**DESCRIPTION OF THE TASK:** Output the material word for word. Leave each picture out.
Begin
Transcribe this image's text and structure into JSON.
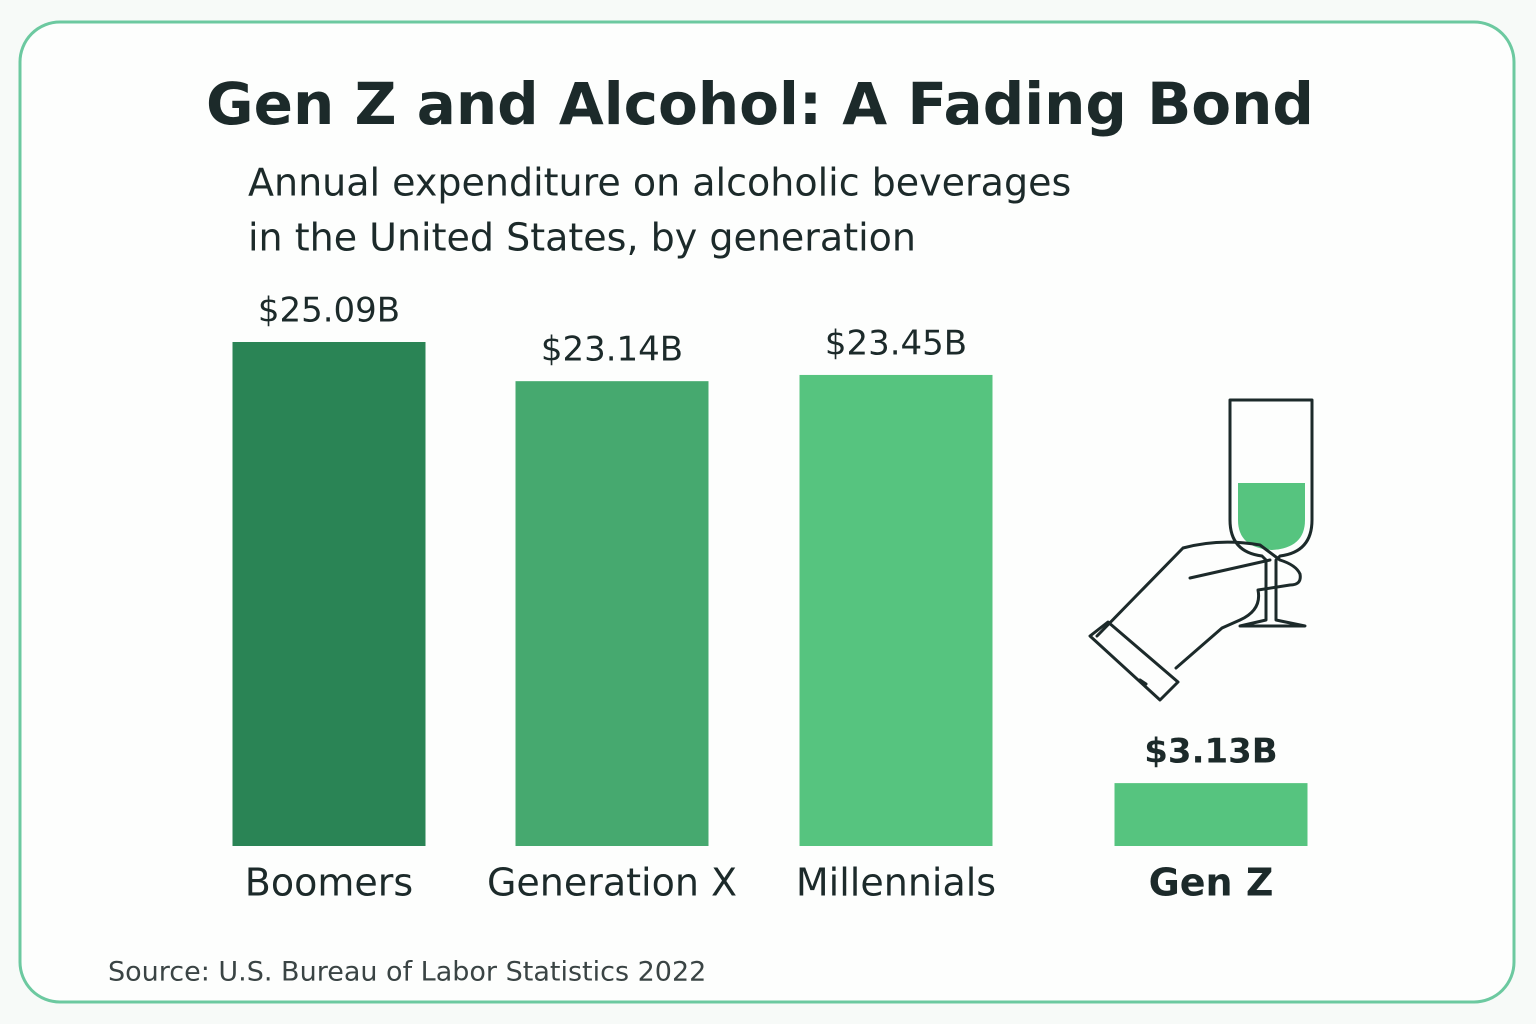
{
  "chart_data": {
    "type": "bar",
    "title": "Gen Z and Alcohol: A Fading Bond",
    "subtitle": [
      "Annual expenditure on alcoholic beverages",
      "in the United States, by generation"
    ],
    "categories": [
      "Boomers",
      "Generation X",
      "Millennials",
      "Gen Z"
    ],
    "values": [
      25.09,
      23.14,
      23.45,
      3.13
    ],
    "value_labels": [
      "$25.09B",
      "$23.14B",
      "$23.45B",
      "$3.13B"
    ],
    "colors": [
      "#2a8455",
      "#46a96f",
      "#56c47f",
      "#56c47f"
    ],
    "source": "Source: U.S. Bureau of Labor Statistics 2022"
  }
}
End
**CORRECT OUTPUT:**
Transcribe this image's text and structure into JSON.
{
  "chart_data": {
    "type": "bar",
    "title": "Gen Z and Alcohol: A Fading Bond",
    "subtitle": [
      "Annual expenditure on alcoholic beverages",
      "in the United States, by generation"
    ],
    "categories": [
      "Boomers",
      "Generation X",
      "Millennials",
      "Gen Z"
    ],
    "values": [
      25.09,
      23.14,
      23.45,
      3.13
    ],
    "value_labels": [
      "$25.09B",
      "$23.14B",
      "$23.45B",
      "$3.13B"
    ],
    "colors": [
      "#2a8455",
      "#46a96f",
      "#56c47f",
      "#56c47f"
    ],
    "source": "Source: U.S. Bureau of Labor Statistics 2022"
  }
}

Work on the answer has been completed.